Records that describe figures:
* Begin *

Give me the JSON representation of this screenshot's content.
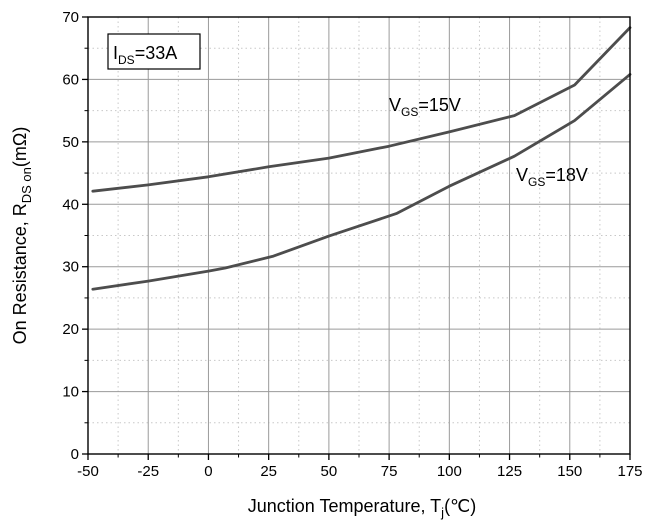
{
  "chart_data": {
    "type": "line",
    "xlabel": {
      "main": "Junction Temperature, T",
      "sub": "j",
      "tail": "(℃)"
    },
    "ylabel": {
      "main": "On Resistance, R",
      "sub": "DS on",
      "tail": "(mΩ)"
    },
    "xlim": [
      -50,
      175
    ],
    "ylim": [
      0,
      70
    ],
    "xticks": [
      -50,
      -25,
      0,
      25,
      50,
      75,
      100,
      125,
      150,
      175
    ],
    "yticks": [
      0,
      10,
      20,
      30,
      40,
      50,
      60,
      70
    ],
    "x_minor_step": 12.5,
    "y_minor_step": 5,
    "grid": true,
    "legend_box": {
      "main": "I",
      "sub": "DS",
      "tail": "=33A"
    },
    "series": [
      {
        "name": "VGS=15V",
        "label": {
          "main": "V",
          "sub": "GS",
          "tail": "=15V"
        },
        "color": "#4d4d4d",
        "points": [
          [
            -48,
            42.1
          ],
          [
            -25,
            43.1
          ],
          [
            0,
            44.4
          ],
          [
            25,
            46.0
          ],
          [
            50,
            47.4
          ],
          [
            75,
            49.3
          ],
          [
            100,
            51.6
          ],
          [
            127,
            54.2
          ],
          [
            152,
            59.1
          ],
          [
            175,
            68.3
          ]
        ]
      },
      {
        "name": "VGS=18V",
        "label": {
          "main": "V",
          "sub": "GS",
          "tail": "=18V"
        },
        "color": "#4d4d4d",
        "points": [
          [
            -48,
            26.4
          ],
          [
            -25,
            27.7
          ],
          [
            0,
            29.3
          ],
          [
            7,
            29.8
          ],
          [
            27,
            31.7
          ],
          [
            50,
            34.9
          ],
          [
            78,
            38.5
          ],
          [
            100,
            42.9
          ],
          [
            127,
            47.7
          ],
          [
            152,
            53.4
          ],
          [
            175,
            60.8
          ]
        ]
      }
    ]
  }
}
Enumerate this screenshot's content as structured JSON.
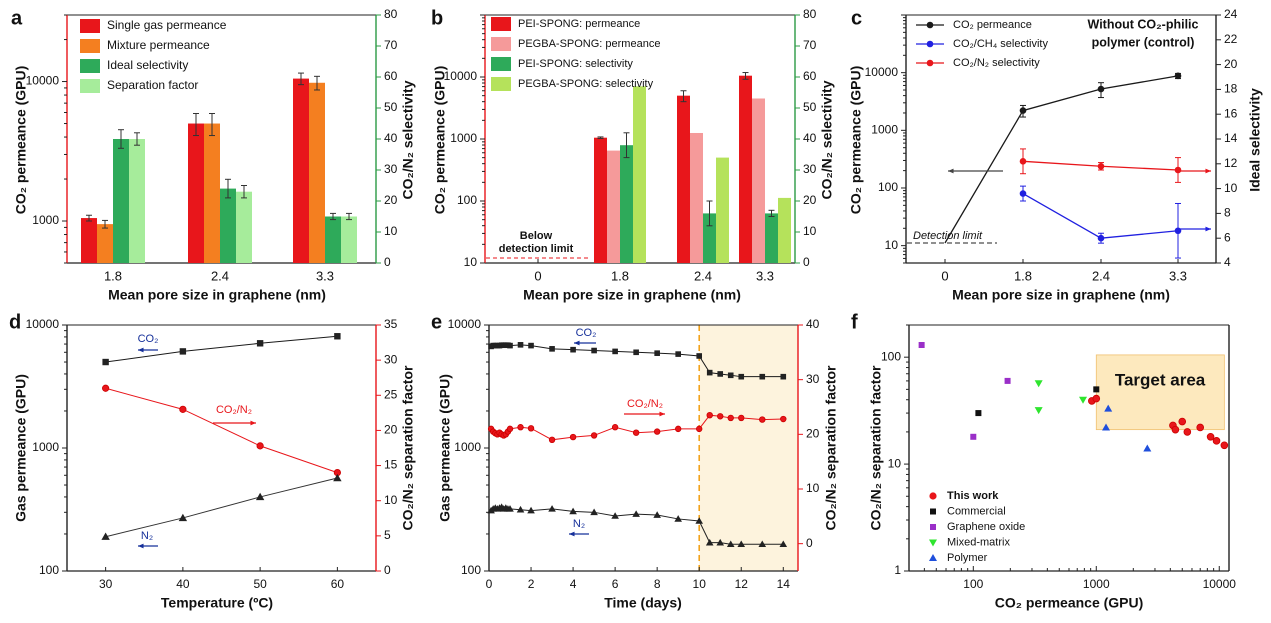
{
  "figure": {
    "panels": [
      "a",
      "b",
      "c",
      "d",
      "e",
      "f"
    ],
    "colors": {
      "red": "#e8161b",
      "orange": "#f47f20",
      "green": "#2eaa5a",
      "lightgreen": "#a6ec9b",
      "pink": "#f59a9a",
      "lime": "#b5e25b",
      "black": "#1a1a1a",
      "blue": "#2020e0",
      "axisgreen": "#2c9a44",
      "axisred": "#e8161b",
      "navy": "#16309a",
      "purple": "#9a2fc8",
      "mmgreen": "#2ee52e",
      "polyblue": "#1f4fdc",
      "target": "#fde9be",
      "orangeline": "#f3a21b"
    }
  },
  "chart_data": [
    {
      "panel": "a",
      "type": "bar",
      "title": "",
      "xlabel": "Mean pore size in graphene (nm)",
      "ylabel": "CO₂ permeance (GPU)",
      "y2label": "CO₂/N₂ selectivity",
      "categories": [
        "1.8",
        "2.4",
        "3.3"
      ],
      "ylim": [
        500,
        30000
      ],
      "ylog": true,
      "yticks": [
        "1000",
        "10000"
      ],
      "y2lim": [
        0,
        80
      ],
      "y2ticks": [
        "0",
        "10",
        "20",
        "30",
        "40",
        "50",
        "60",
        "70",
        "80"
      ],
      "legend_position": "top-left",
      "series": [
        {
          "name": "Single gas permeance",
          "axis": "left",
          "values": [
            1050,
            5000,
            10500
          ],
          "err": [
            50,
            900,
            1000
          ]
        },
        {
          "name": "Mixture permeance",
          "axis": "left",
          "values": [
            950,
            5000,
            9800
          ],
          "err": [
            60,
            900,
            1100
          ]
        },
        {
          "name": "Ideal selectivity",
          "axis": "right",
          "values": [
            40,
            24,
            15
          ],
          "err": [
            3,
            3,
            1
          ]
        },
        {
          "name": "Separation factor",
          "axis": "right",
          "values": [
            40,
            23,
            15
          ],
          "err": [
            2,
            2,
            1
          ]
        }
      ]
    },
    {
      "panel": "b",
      "type": "bar",
      "title": "",
      "xlabel": "Mean pore size in graphene (nm)",
      "ylabel": "CO₂ permeance (GPU)",
      "y2label": "CO₂/N₂ selectivity",
      "categories": [
        "0",
        "1.8",
        "2.4",
        "3.3"
      ],
      "ylim": [
        10,
        100000
      ],
      "ylog": true,
      "yticks": [
        "10",
        "100",
        "1000",
        "10000"
      ],
      "y2lim": [
        0,
        80
      ],
      "y2ticks": [
        "0",
        "10",
        "20",
        "30",
        "40",
        "50",
        "60",
        "70",
        "80"
      ],
      "legend_position": "top-left",
      "annotation": "Below\ndetection limit",
      "series": [
        {
          "name": "PEI-SPONG: permeance",
          "axis": "left",
          "values": [
            null,
            1050,
            5000,
            10500
          ],
          "err": [
            0,
            30,
            1000,
            1300
          ]
        },
        {
          "name": "PEGBA-SPONG: permeance",
          "axis": "left",
          "values": [
            null,
            650,
            1250,
            4500
          ],
          "err": [
            0,
            0,
            0,
            0
          ]
        },
        {
          "name": "PEI-SPONG: selectivity",
          "axis": "right",
          "values": [
            null,
            38,
            16,
            16
          ],
          "err": [
            0,
            4,
            4,
            1
          ]
        },
        {
          "name": "PEGBA-SPONG: selectivity",
          "axis": "right",
          "values": [
            null,
            57,
            34,
            21
          ],
          "err": [
            0,
            0,
            0,
            0
          ]
        }
      ]
    },
    {
      "panel": "c",
      "type": "line",
      "title": "Without CO₂-philic polymer (control)",
      "xlabel": "Mean pore size in graphene (nm)",
      "ylabel": "CO₂ permeance (GPU)",
      "y2label": "Ideal selectivity",
      "categories": [
        "0",
        "1.8",
        "2.4",
        "3.3"
      ],
      "ylim": [
        5,
        100000
      ],
      "ylog": true,
      "yticks": [
        "10",
        "100",
        "1000",
        "10000"
      ],
      "y2lim": [
        4,
        24
      ],
      "y2ticks": [
        "4",
        "6",
        "8",
        "10",
        "12",
        "14",
        "16",
        "18",
        "20",
        "22",
        "24"
      ],
      "annotation": "Detection limit",
      "legend_position": "top-left",
      "series": [
        {
          "name": "CO₂ permeance",
          "axis": "left",
          "values": [
            10,
            2200,
            5200,
            8800
          ],
          "err": [
            0,
            500,
            1500,
            900
          ]
        },
        {
          "name": "CO₂/CH₄ selectivity",
          "axis": "right",
          "values": [
            null,
            9.6,
            6.0,
            6.6
          ],
          "err": [
            0,
            0.6,
            0.4,
            2.2
          ]
        },
        {
          "name": "CO₂/N₂ selectivity",
          "axis": "right",
          "values": [
            null,
            12.2,
            11.8,
            11.5
          ],
          "err": [
            0,
            1.0,
            0.3,
            1.0
          ]
        }
      ]
    },
    {
      "panel": "d",
      "type": "line",
      "title": "",
      "xlabel": "Temperature (ºC)",
      "ylabel": "Gas permeance (GPU)",
      "y2label": "CO₂/N₂ separation factor",
      "x": [
        30,
        40,
        50,
        60
      ],
      "xlim": [
        25,
        65
      ],
      "xticks": [
        "30",
        "40",
        "50",
        "60"
      ],
      "ylim": [
        100,
        10000
      ],
      "ylog": true,
      "yticks": [
        "100",
        "1000",
        "10000"
      ],
      "y2lim": [
        0,
        35
      ],
      "y2ticks": [
        "0",
        "5",
        "10",
        "15",
        "20",
        "25",
        "30",
        "35"
      ],
      "annotations": [
        "CO₂",
        "CO₂/N₂",
        "N₂"
      ],
      "series": [
        {
          "name": "CO₂",
          "axis": "left",
          "values": [
            5000,
            6100,
            7100,
            8100
          ]
        },
        {
          "name": "CO₂/N₂",
          "axis": "right",
          "values": [
            26,
            23,
            17.8,
            14
          ]
        },
        {
          "name": "N₂",
          "axis": "left",
          "values": [
            190,
            270,
            400,
            570
          ]
        }
      ]
    },
    {
      "panel": "e",
      "type": "line",
      "title": "",
      "xlabel": "Time (days)",
      "ylabel": "Gas permeance (GPU)",
      "y2label": "CO₂/N₂ separation factor",
      "xlim": [
        0,
        14.7
      ],
      "xticks": [
        "0",
        "2",
        "4",
        "6",
        "8",
        "10",
        "12",
        "14"
      ],
      "ylim": [
        100,
        10000
      ],
      "ylog": true,
      "yticks": [
        "100",
        "1000",
        "10000"
      ],
      "y2lim": [
        -5,
        40
      ],
      "y2ticks": [
        "0",
        "10",
        "20",
        "30",
        "40"
      ],
      "annotations": [
        "CO₂",
        "CO₂/N₂",
        "N₂"
      ],
      "shaded_from": 10,
      "series": [
        {
          "name": "CO₂",
          "axis": "left",
          "x": [
            0.1,
            0.2,
            0.3,
            0.4,
            0.5,
            0.6,
            0.7,
            0.8,
            0.9,
            1.0,
            1.5,
            2,
            3,
            4,
            5,
            6,
            7,
            8,
            9,
            10,
            10.5,
            11,
            11.5,
            12,
            13,
            14
          ],
          "values": [
            6700,
            6800,
            6800,
            6800,
            6800,
            6850,
            6850,
            6850,
            6850,
            6800,
            6900,
            6800,
            6400,
            6300,
            6200,
            6100,
            6000,
            5900,
            5800,
            5600,
            4100,
            4000,
            3900,
            3800,
            3800,
            3800
          ]
        },
        {
          "name": "CO₂/N₂",
          "axis": "right",
          "x": [
            0.1,
            0.2,
            0.3,
            0.4,
            0.5,
            0.6,
            0.7,
            0.8,
            0.9,
            1.0,
            1.5,
            2,
            3,
            4,
            5,
            6,
            7,
            8,
            9,
            10,
            10.5,
            11,
            11.5,
            12,
            13,
            14
          ],
          "values": [
            21,
            20.5,
            20.2,
            20,
            20.3,
            20,
            19.8,
            20,
            20.5,
            21,
            21.3,
            21.1,
            19,
            19.5,
            19.8,
            21.3,
            20.3,
            20.5,
            21,
            21,
            23.5,
            23.3,
            23,
            23,
            22.7,
            22.8
          ]
        },
        {
          "name": "N₂",
          "axis": "left",
          "x": [
            0.1,
            0.2,
            0.3,
            0.4,
            0.5,
            0.6,
            0.7,
            0.8,
            0.9,
            1.0,
            1.5,
            2,
            3,
            4,
            5,
            6,
            7,
            8,
            9,
            10,
            10.5,
            11,
            11.5,
            12,
            13,
            14
          ],
          "values": [
            310,
            320,
            325,
            320,
            325,
            330,
            320,
            325,
            320,
            320,
            315,
            310,
            320,
            305,
            300,
            280,
            290,
            285,
            265,
            255,
            170,
            170,
            165,
            165,
            165,
            165
          ]
        }
      ]
    },
    {
      "panel": "f",
      "type": "scatter",
      "title": "",
      "xlabel": "CO₂ permeance (GPU)",
      "ylabel": "CO₂/N₂ separation factor",
      "xlim": [
        30,
        12000
      ],
      "xlog": true,
      "xticks": [
        "100",
        "1000",
        "10000"
      ],
      "ylim": [
        1,
        200
      ],
      "ylog": true,
      "yticks": [
        "1",
        "10",
        "100"
      ],
      "annotation": "Target area",
      "legend_position": "bottom-left",
      "series": [
        {
          "name": "This work",
          "x": [
            4200,
            4400,
            5000,
            5500,
            7000,
            8500,
            9500,
            11000,
            920,
            1000
          ],
          "values": [
            23,
            21,
            25,
            20,
            22,
            18,
            16.5,
            15,
            39,
            41
          ]
        },
        {
          "name": "Commercial",
          "x": [
            110,
            1000
          ],
          "values": [
            30,
            50
          ]
        },
        {
          "name": "Graphene oxide",
          "x": [
            38,
            100,
            190
          ],
          "values": [
            130,
            18,
            60
          ]
        },
        {
          "name": "Mixed-matrix",
          "x": [
            340,
            340,
            780
          ],
          "values": [
            57,
            32,
            40
          ]
        },
        {
          "name": "Polymer",
          "x": [
            1250,
            1200,
            2600
          ],
          "values": [
            33,
            22,
            14
          ]
        }
      ]
    }
  ]
}
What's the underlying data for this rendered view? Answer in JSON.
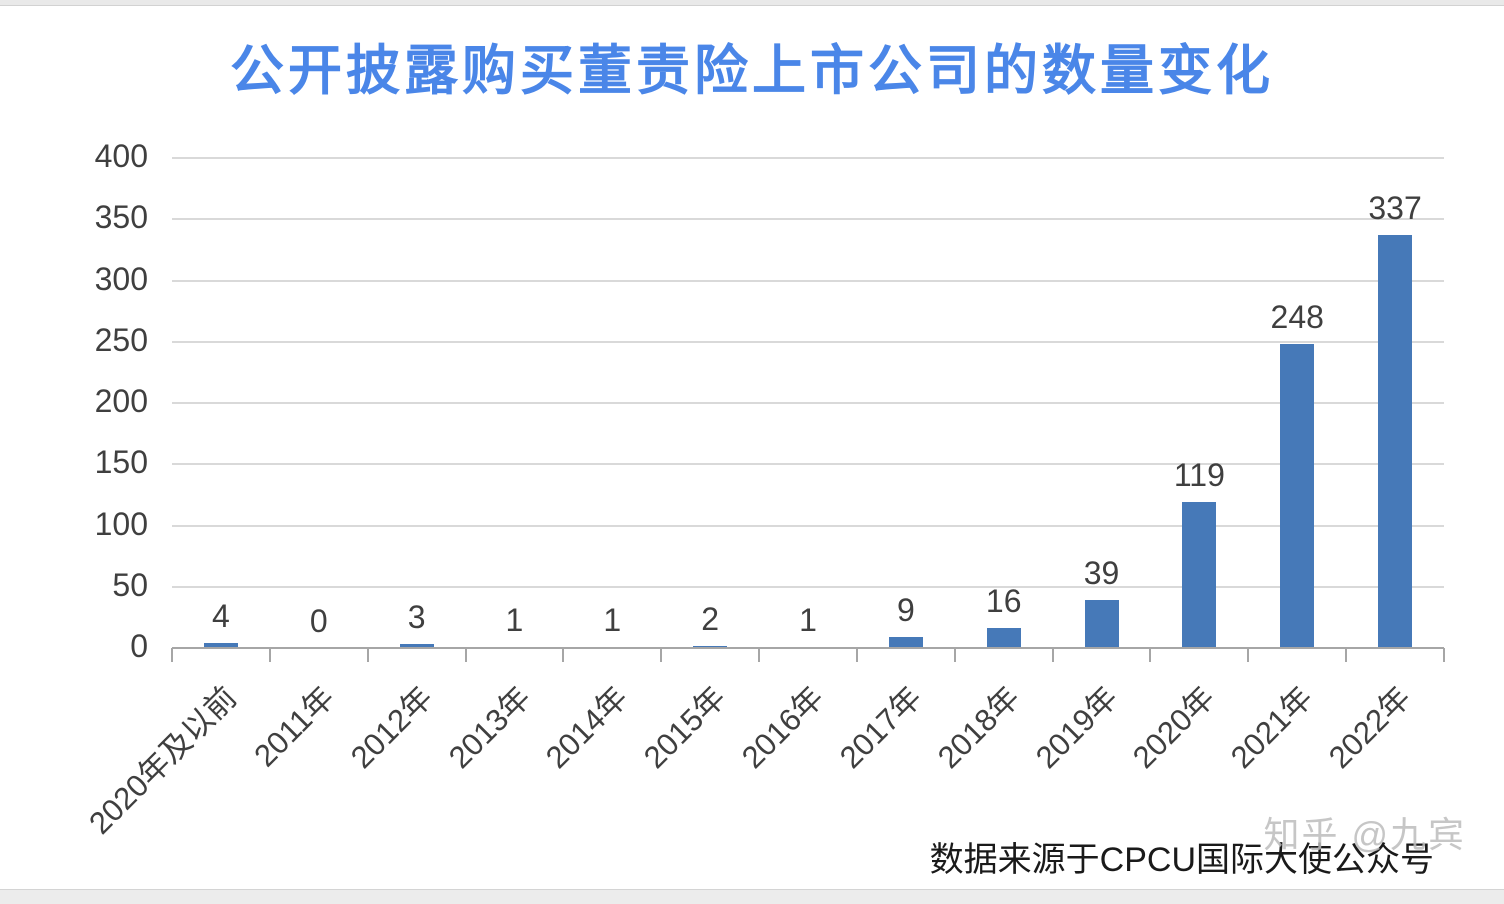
{
  "title": {
    "text": "公开披露购买董责险上市公司的数量变化",
    "color": "#4a86e8"
  },
  "chart_data": {
    "type": "bar",
    "categories": [
      "2020年及以前",
      "2011年",
      "2012年",
      "2013年",
      "2014年",
      "2015年",
      "2016年",
      "2017年",
      "2018年",
      "2019年",
      "2020年",
      "2021年",
      "2022年"
    ],
    "values": [
      4,
      0,
      3,
      1,
      1,
      2,
      1,
      9,
      16,
      39,
      119,
      248,
      337
    ],
    "title": "公开披露购买董责险上市公司的数量变化",
    "xlabel": "",
    "ylabel": "",
    "ylim": [
      0,
      400
    ],
    "yticks": [
      0,
      50,
      100,
      150,
      200,
      250,
      300,
      350,
      400
    ],
    "grid": true,
    "legend": false,
    "data_labels": true,
    "bar_color": "#4679b8",
    "gridline_color": "#d9d9d9",
    "axis_color": "#a6a6a6",
    "label_color": "#3f3f3f"
  },
  "footer": {
    "source_text": "数据来源于CPCU国际大使公众号",
    "watermark": "知乎 @九宾"
  }
}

* End *

_Written instruction_.
Which lines hold the word "factor"? Return all of them from the records above.

_Result of the task_.
          "name": "Separation factor",
      "y2label": "CO₂/N₂ separation factor",
      "y2label": "CO₂/N₂ separation factor",
      "ylabel": "CO₂/N₂ separation factor",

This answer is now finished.